# [What the task requires]
From the listing below, return each line that includes "screenshot".

# [Dataset records]
** begin **

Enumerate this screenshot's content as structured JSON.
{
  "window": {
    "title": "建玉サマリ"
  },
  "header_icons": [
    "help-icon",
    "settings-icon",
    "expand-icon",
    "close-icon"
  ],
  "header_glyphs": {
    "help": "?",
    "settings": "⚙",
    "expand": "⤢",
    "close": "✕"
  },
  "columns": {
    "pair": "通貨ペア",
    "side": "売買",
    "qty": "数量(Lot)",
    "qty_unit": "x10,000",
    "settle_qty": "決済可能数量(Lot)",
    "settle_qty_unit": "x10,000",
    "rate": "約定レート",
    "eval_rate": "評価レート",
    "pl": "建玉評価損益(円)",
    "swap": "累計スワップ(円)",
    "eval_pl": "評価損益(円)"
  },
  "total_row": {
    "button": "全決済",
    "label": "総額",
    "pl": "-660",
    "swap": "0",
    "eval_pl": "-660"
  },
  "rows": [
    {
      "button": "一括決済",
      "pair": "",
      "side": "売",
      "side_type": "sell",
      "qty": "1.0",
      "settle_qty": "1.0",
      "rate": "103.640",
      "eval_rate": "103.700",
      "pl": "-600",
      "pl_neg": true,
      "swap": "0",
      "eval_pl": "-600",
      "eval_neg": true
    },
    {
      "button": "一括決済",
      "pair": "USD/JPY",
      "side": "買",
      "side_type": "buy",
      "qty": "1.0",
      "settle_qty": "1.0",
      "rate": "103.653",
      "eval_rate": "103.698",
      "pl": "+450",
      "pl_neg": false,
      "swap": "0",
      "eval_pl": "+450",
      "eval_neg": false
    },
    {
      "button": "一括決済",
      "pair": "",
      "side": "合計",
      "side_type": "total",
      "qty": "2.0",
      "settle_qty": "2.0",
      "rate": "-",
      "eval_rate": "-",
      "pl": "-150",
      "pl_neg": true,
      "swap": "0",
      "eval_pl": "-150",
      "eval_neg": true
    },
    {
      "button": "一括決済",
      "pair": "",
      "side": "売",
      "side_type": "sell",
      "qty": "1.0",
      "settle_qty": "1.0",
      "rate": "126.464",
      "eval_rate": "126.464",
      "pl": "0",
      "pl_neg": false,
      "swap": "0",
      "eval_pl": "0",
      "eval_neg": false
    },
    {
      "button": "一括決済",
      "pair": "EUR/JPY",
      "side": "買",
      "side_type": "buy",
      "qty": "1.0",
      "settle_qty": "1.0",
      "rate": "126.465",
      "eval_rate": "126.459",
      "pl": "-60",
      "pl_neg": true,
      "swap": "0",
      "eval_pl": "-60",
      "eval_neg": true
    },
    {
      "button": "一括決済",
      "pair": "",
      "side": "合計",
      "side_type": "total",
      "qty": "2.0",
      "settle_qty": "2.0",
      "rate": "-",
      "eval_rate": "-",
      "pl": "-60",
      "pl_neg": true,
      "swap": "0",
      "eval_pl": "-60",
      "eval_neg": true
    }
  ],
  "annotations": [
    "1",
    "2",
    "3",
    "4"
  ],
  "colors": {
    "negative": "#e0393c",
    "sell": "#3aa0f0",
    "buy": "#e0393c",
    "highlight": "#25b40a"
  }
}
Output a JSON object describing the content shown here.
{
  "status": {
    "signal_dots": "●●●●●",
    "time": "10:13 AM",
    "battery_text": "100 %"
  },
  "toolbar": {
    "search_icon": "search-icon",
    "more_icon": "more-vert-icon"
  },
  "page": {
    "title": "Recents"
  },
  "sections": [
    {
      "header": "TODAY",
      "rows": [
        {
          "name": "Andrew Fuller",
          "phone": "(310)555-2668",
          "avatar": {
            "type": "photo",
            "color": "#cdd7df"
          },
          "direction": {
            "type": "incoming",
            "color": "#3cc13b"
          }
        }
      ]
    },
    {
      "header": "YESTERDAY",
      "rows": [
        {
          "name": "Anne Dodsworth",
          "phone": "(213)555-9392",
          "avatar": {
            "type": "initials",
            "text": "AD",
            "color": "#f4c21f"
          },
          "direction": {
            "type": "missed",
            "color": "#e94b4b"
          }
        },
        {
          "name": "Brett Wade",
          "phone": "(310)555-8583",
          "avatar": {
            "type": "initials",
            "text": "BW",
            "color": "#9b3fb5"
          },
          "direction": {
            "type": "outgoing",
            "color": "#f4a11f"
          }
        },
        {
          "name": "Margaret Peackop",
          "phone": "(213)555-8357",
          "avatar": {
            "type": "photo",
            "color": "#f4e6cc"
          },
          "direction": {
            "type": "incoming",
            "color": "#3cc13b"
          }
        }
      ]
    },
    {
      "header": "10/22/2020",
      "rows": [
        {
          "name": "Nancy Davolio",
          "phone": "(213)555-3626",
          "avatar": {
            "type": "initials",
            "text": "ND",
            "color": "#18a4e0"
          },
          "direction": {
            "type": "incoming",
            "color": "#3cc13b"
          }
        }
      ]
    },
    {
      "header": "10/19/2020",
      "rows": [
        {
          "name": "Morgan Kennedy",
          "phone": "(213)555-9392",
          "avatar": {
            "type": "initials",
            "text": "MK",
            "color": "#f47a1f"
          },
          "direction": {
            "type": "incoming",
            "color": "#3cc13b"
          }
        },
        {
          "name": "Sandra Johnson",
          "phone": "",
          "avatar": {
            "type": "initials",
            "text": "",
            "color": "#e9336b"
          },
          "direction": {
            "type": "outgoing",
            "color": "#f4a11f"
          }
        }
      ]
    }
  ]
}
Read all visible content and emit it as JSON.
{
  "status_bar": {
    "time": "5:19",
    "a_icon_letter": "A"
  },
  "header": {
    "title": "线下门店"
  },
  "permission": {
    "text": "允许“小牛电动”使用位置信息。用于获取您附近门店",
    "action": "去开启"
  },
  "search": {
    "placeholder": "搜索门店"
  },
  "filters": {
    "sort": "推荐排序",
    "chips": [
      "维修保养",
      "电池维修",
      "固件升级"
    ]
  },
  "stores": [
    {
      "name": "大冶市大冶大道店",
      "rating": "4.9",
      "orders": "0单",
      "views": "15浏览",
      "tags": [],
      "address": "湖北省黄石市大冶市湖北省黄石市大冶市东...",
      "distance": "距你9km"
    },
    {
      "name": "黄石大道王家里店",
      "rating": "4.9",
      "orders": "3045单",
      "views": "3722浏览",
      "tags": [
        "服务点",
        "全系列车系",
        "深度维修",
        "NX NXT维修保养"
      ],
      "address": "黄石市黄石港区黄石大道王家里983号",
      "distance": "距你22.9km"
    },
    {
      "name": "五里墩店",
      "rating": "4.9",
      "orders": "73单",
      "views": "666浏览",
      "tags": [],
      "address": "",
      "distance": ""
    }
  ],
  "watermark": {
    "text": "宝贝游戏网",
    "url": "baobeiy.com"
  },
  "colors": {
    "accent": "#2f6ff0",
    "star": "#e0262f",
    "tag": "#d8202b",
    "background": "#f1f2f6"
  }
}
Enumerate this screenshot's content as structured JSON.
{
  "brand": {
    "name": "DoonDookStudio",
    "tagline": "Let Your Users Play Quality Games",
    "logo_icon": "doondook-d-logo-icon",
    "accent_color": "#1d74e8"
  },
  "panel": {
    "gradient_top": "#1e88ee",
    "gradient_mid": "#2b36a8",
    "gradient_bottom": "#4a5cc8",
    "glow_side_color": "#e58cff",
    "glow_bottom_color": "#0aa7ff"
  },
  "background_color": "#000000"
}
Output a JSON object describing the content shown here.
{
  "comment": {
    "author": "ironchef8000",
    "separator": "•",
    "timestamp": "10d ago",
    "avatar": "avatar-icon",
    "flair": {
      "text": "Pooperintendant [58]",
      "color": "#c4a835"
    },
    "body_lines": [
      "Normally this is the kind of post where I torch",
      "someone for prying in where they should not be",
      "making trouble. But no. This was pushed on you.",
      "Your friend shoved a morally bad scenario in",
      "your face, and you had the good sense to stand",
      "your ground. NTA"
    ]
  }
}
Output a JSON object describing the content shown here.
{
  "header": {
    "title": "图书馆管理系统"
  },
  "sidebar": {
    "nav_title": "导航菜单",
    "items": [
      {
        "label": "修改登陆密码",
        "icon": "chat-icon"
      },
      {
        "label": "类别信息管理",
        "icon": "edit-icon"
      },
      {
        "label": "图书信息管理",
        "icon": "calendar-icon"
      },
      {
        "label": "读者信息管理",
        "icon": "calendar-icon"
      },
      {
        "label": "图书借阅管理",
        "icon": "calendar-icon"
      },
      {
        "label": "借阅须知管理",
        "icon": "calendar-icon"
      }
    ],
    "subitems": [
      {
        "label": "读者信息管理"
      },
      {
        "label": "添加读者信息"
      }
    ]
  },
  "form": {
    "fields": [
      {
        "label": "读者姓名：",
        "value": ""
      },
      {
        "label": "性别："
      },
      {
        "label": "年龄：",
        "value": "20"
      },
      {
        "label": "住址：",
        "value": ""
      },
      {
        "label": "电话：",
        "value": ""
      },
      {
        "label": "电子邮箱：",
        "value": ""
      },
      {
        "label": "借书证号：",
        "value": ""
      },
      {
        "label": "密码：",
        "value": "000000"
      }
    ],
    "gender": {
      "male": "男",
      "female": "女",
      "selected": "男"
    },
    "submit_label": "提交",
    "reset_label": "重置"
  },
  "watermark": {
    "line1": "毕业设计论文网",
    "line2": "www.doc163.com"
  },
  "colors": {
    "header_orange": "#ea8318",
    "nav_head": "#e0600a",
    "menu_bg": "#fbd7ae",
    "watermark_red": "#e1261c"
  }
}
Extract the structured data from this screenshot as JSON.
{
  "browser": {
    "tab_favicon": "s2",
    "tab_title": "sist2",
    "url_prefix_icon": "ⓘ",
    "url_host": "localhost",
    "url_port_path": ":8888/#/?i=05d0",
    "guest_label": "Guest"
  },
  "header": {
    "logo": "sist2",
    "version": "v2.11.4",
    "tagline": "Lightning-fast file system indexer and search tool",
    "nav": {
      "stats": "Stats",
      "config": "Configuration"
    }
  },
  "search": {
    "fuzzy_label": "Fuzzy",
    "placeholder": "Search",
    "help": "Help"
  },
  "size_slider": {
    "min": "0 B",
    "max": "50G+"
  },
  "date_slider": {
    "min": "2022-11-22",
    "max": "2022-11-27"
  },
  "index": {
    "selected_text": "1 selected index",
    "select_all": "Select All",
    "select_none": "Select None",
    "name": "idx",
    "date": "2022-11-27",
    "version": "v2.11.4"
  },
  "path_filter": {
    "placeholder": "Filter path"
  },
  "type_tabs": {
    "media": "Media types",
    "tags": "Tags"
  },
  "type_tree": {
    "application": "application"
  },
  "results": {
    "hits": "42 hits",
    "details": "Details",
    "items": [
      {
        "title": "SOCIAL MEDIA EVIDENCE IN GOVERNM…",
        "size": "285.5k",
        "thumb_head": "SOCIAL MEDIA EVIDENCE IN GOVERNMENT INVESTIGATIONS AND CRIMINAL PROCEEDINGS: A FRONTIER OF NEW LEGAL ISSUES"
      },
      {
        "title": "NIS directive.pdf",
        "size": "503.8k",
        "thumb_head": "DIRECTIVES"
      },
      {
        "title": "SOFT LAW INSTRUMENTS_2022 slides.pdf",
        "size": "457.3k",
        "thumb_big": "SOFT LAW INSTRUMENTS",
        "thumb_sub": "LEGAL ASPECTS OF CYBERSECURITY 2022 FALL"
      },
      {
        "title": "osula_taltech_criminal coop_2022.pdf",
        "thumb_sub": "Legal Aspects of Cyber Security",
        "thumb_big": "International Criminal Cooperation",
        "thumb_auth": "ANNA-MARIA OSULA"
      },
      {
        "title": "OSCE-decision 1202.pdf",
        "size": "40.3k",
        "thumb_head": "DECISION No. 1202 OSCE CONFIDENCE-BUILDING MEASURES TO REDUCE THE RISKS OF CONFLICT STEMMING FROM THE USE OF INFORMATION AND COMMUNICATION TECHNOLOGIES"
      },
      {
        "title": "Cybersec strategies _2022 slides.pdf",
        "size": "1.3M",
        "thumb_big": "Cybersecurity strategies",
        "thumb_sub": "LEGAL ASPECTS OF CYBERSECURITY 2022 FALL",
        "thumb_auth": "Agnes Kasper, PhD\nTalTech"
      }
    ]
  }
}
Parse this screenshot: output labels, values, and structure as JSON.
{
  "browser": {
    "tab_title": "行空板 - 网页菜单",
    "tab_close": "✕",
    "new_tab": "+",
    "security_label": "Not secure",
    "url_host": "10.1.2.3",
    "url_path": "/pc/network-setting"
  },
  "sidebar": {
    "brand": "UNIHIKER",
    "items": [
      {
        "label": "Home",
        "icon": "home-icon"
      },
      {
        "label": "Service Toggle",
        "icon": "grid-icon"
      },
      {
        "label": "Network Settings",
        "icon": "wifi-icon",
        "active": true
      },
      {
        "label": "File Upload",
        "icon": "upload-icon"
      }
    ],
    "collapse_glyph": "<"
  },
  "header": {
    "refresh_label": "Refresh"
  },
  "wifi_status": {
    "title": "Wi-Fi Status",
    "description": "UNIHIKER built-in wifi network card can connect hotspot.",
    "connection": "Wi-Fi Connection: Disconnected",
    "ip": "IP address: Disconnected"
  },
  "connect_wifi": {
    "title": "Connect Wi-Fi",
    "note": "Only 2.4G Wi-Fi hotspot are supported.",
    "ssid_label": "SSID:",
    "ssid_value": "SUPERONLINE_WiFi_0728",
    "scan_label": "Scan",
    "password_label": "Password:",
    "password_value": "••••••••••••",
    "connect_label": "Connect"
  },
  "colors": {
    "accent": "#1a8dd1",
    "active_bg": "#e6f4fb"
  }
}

** end **

# [Worked solution]
Enumerate this screenshot's content as structured JSON.
Enumerate this screenshot's content as structured JSON.
Extract the structured data from this screenshot as JSON.
Parse this screenshot: output labels, values, and structure as JSON.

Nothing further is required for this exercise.